(Dataset entries)
++++

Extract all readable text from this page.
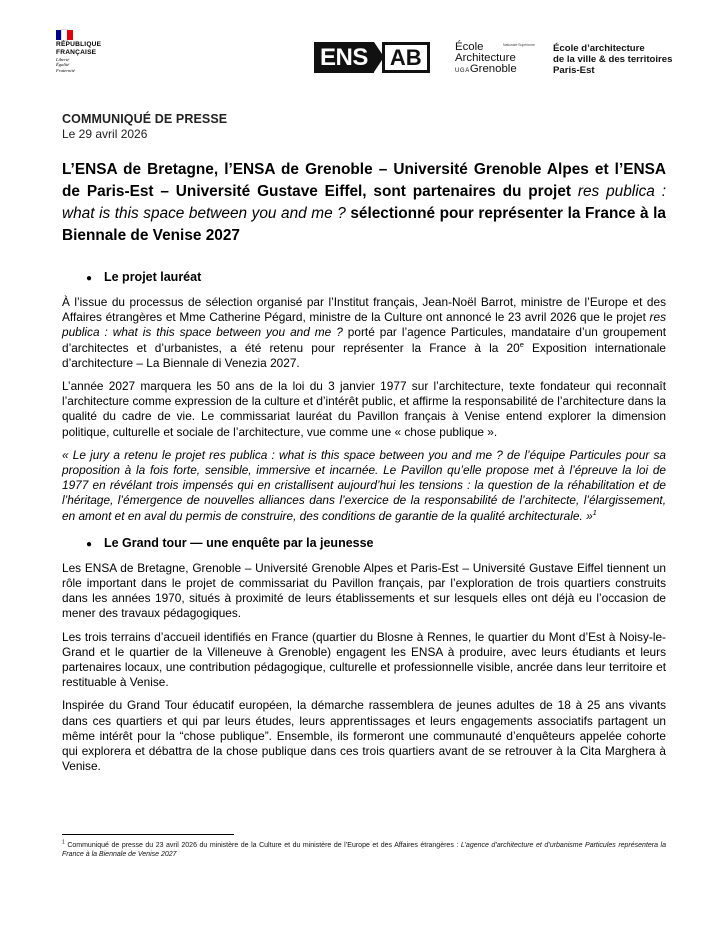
RÉPUBLIQUE
FRANÇAISE
Liberté
Égalité
Fraternité	ENS	AB	École	Nationale Supérieure
Architecture
UGAGrenoble
École d’architecture
de la ville & des territoires
Paris-Est
COMMUNIQUÉ DE PRESSE
Le 29 avril 2026
L’ENSA de Bretagne, l’ENSA de Grenoble – Université Grenoble Alpes et l’ENSA de Paris-Est – Université Gustave Eiffel, sont partenaires du projet res publica : what is this space between you and me ? sélectionné pour représenter la France à la Biennale de Venise 2027
● Le projet lauréat

À l’issue du processus de sélection organisé par l’Institut français, Jean-Noël Barrot, ministre de l’Europe et des Affaires étrangères et Mme Catherine Pégard, ministre de la Culture ont annoncé le 23 avril 2026 que le projet res publica : what is this space between you and me ? porté par l’agence Particules, mandataire d’un groupement d’architectes et d’urbanistes, a été retenu pour représenter la France à la 20e Exposition internationale d’architecture – La Biennale di Venezia 2027.

L’année 2027 marquera les 50 ans de la loi du 3 janvier 1977 sur l’architecture, texte fondateur qui reconnaît l’architecture comme expression de la culture et d’intérêt public, et affirme la responsabilité de l’architecture dans la qualité du cadre de vie. Le commissariat lauréat du Pavillon français à Venise entend explorer la dimension politique, culturelle et sociale de l’architecture, vue comme une « chose publique ».

« Le jury a retenu le projet res publica : what is this space between you and me ? de l’équipe Particules pour sa proposition à la fois forte, sensible, immersive et incarnée. Le Pavillon qu’elle propose met à l’épreuve la loi de 1977 en révélant trois impensés qui en cristallisent aujourd’hui les tensions : la question de la réhabilitation et de l’héritage, l’émergence de nouvelles alliances dans l’exercice de la responsabilité de l’architecte, l’élargissement, en amont et en aval du permis de construire, des conditions de garantie de la qualité architecturale. »$^1$

● Le Grand tour — une enquête par la jeunesse

Les ENSA de Bretagne, Grenoble – Université Grenoble Alpes et Paris-Est – Université Gustave Eiffel tiennent un rôle important dans le projet de commissariat du Pavillon français, par l’exploration de trois quartiers construits dans les années 1970, situés à proximité de leurs établissements et sur lesquels elles ont déjà eu l’occasion de mener des travaux pédagogiques.

Les trois terrains d’accueil identifiés en France (quartier du Blosne à Rennes, le quartier du Mont d’Est à Noisy-le-Grand et le quartier de la Villeneuve à Grenoble) engagent les ENSA à produire, avec leurs étudiants et leurs partenaires locaux, une contribution pédagogique, culturelle et professionnelle visible, ancrée dans leur territoire et restituable à Venise.

Inspirée du Grand Tour éducatif européen, la démarche rassemblera de jeunes adultes de 18 à 25 ans vivants dans ces quartiers et qui par leurs études, leurs apprentissages et leurs engagements associatifs partagent un même intérêt pour la “chose publique”. Ensemble, ils formeront une communauté d’enquêteurs appelée cohorte qui explorera et débattra de la chose publique dans ces trois quartiers avant de se retrouver à la Cita Marghera à Venise.

$^1$ Communiqué de presse du 23 avril 2026 du ministère de la Culture et du ministère de l’Europe et des Affaires étrangères : L’agence d’architecture et d’urbanisme Particules représentera la France à la Biennale de Venise 2027
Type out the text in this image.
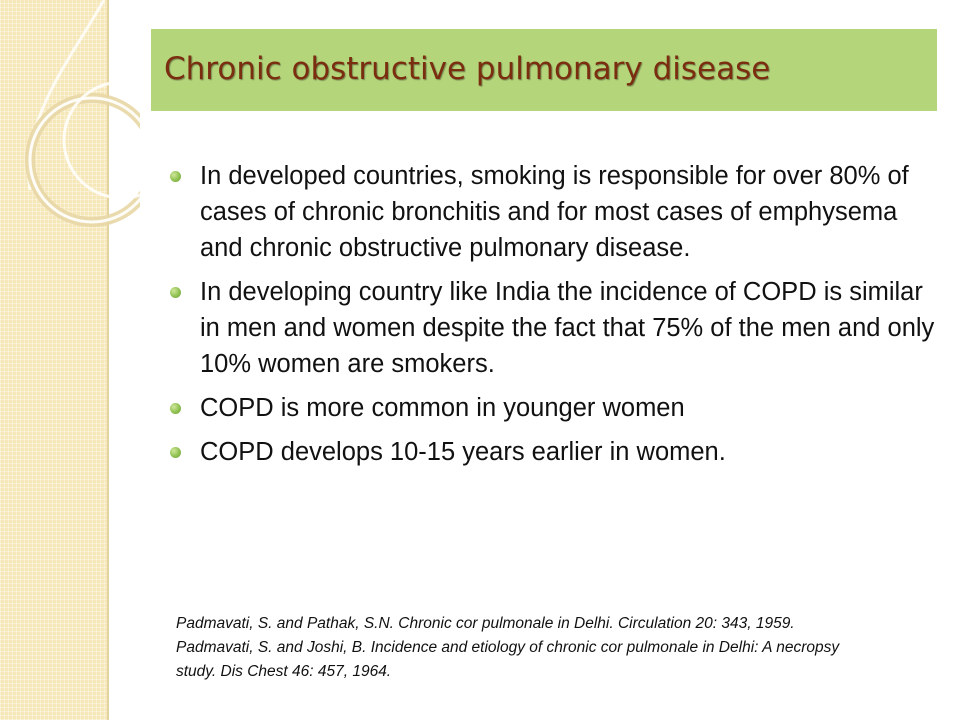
Chronic obstructive pulmonary disease
In developed countries, smoking is responsible for over 80% of cases of chronic bronchitis and for most cases of emphysema and chronic obstructive pulmonary disease.
In developing country like India the incidence of COPD is similar in men and women despite the fact that 75% of the men and only 10% women are smokers.
COPD is more common in younger women
COPD develops 10-15 years earlier in women.
Padmavati, S. and Pathak, S.N. Chronic cor pulmonale in Delhi. Circulation 20: 343, 1959.
Padmavati, S. and Joshi, B. Incidence and etiology of chronic cor pulmonale in Delhi: A necropsy
study. Dis Chest 46: 457, 1964.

++++

=== TASK DETAILS ===
The lines to repeat run from the line containing "Type out the text in this image." through the last line of the material above; give them exactly, without the pictures.

=== EXERCISE RESULT ===
Type out the text in this image.
Chronic obstructive pulmonary disease
In developed countries, smoking is responsible for over 80% of cases of chronic bronchitis and for most cases of emphysema and chronic obstructive pulmonary disease.
In developing country like India the incidence of COPD is similar in men and women despite the fact that 75% of the men and only 10% women are smokers.
COPD is more common in younger women
COPD develops 10-15 years earlier in women.
Padmavati, S. and Pathak, S.N. Chronic cor pulmonale in Delhi. Circulation 20: 343, 1959.
Padmavati, S. and Joshi, B. Incidence and etiology of chronic cor pulmonale in Delhi: A necropsy
study. Dis Chest 46: 457, 1964.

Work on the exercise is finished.